··· AVAILABLE DATA ···

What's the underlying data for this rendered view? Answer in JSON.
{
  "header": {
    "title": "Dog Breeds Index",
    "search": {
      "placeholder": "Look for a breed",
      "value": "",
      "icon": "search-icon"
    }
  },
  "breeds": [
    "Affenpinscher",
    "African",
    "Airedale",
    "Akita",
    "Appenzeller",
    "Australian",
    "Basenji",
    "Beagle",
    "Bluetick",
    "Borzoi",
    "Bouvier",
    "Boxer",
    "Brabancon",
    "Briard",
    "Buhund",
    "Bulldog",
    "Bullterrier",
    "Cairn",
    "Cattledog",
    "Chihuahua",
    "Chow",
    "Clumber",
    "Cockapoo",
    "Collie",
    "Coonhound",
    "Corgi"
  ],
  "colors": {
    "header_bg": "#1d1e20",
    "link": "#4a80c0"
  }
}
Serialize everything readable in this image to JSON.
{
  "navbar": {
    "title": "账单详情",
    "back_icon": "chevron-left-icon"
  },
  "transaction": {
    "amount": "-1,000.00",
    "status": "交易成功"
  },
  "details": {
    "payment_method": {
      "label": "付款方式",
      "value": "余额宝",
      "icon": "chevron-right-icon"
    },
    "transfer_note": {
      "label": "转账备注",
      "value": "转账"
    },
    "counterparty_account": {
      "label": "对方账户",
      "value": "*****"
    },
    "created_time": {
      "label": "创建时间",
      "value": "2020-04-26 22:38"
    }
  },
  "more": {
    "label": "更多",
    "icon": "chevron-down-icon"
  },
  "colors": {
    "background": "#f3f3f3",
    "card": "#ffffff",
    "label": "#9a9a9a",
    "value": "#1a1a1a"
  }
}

···

*WORK INSTRUCTIONS*.
Calculate how many lines of the material include the string "icon", and state that number by itself.

*COMPLETED EXERCISE*.
4